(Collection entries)
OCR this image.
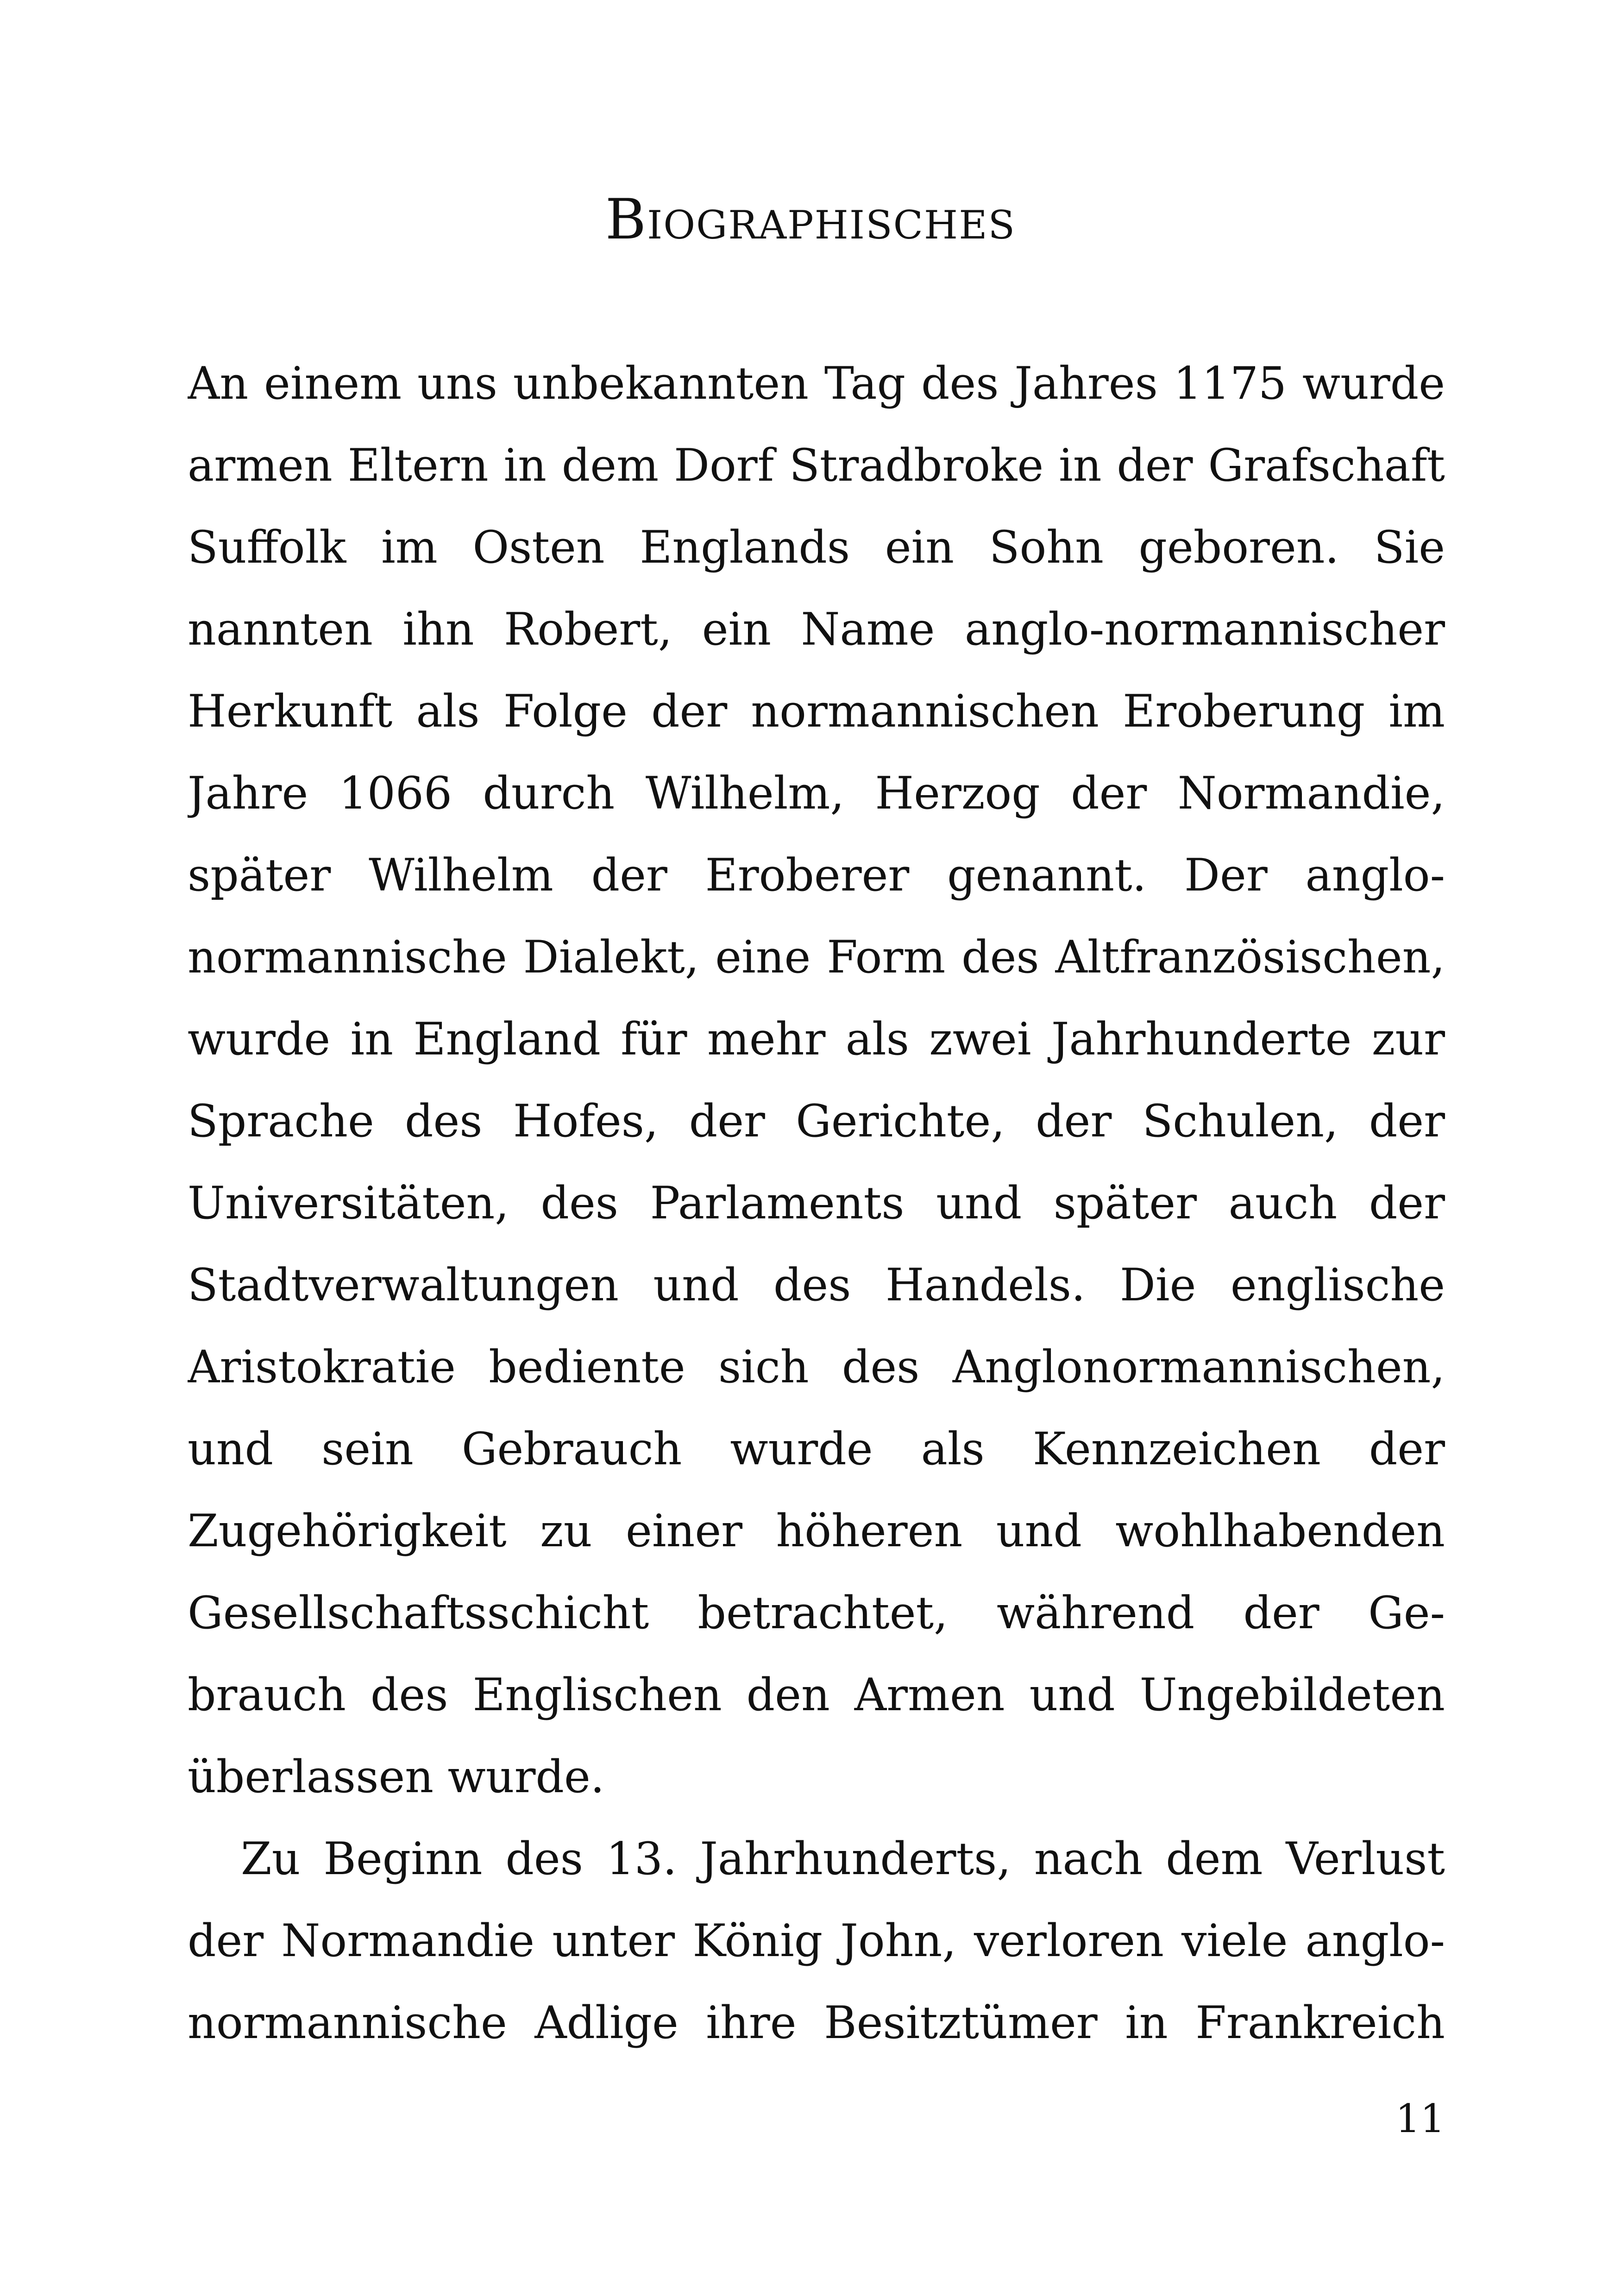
Biographisches
An einem uns unbekannten Tag des Jahres 1175 wurde
armen Eltern in dem Dorf Stradbroke in der Grafschaft
Suffolk im Osten Englands ein Sohn geboren. Sie
nannten ihn Robert, ein Name anglo-normannischer
Herkunft als Folge der normannischen Eroberung im
Jahre 1066 durch Wilhelm, Herzog der Normandie,
später Wilhelm der Eroberer genannt. Der anglo-
normannische Dialekt, eine Form des Altfranzösischen,
wurde in England für mehr als zwei Jahrhunderte zur
Sprache des Hofes, der Gerichte, der Schulen, der
Universitäten, des Parlaments und später auch der
Stadtverwaltungen und des Handels. Die englische
Aristokratie bediente sich des Anglonormannischen,
und sein Gebrauch wurde als Kennzeichen der
Zugehörigkeit zu einer höheren und wohlhabenden
Gesellschaftsschicht betrachtet, während der Ge-
brauch des Englischen den Armen und Ungebildeten
überlassen wurde.
Zu Beginn des 13. Jahrhunderts, nach dem Verlust
der Normandie unter König John, verloren viele anglo-
normannische Adlige ihre Besitztümer in Frankreich
11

*REQUIREMENT*
Repeat every record above exactly, but leave out any pictures.

*SOLUTION TO THIS TASK*
OCR this image.
Biographisches
An einem uns unbekannten Tag des Jahres 1175 wurde
armen Eltern in dem Dorf Stradbroke in der Grafschaft
Suffolk im Osten Englands ein Sohn geboren. Sie
nannten ihn Robert, ein Name anglo-normannischer
Herkunft als Folge der normannischen Eroberung im
Jahre 1066 durch Wilhelm, Herzog der Normandie,
später Wilhelm der Eroberer genannt. Der anglo-
normannische Dialekt, eine Form des Altfranzösischen,
wurde in England für mehr als zwei Jahrhunderte zur
Sprache des Hofes, der Gerichte, der Schulen, der
Universitäten, des Parlaments und später auch der
Stadtverwaltungen und des Handels. Die englische
Aristokratie bediente sich des Anglonormannischen,
und sein Gebrauch wurde als Kennzeichen der
Zugehörigkeit zu einer höheren und wohlhabenden
Gesellschaftsschicht betrachtet, während der Ge-
brauch des Englischen den Armen und Ungebildeten
überlassen wurde.
Zu Beginn des 13. Jahrhunderts, nach dem Verlust
der Normandie unter König John, verloren viele anglo-
normannische Adlige ihre Besitztümer in Frankreich
11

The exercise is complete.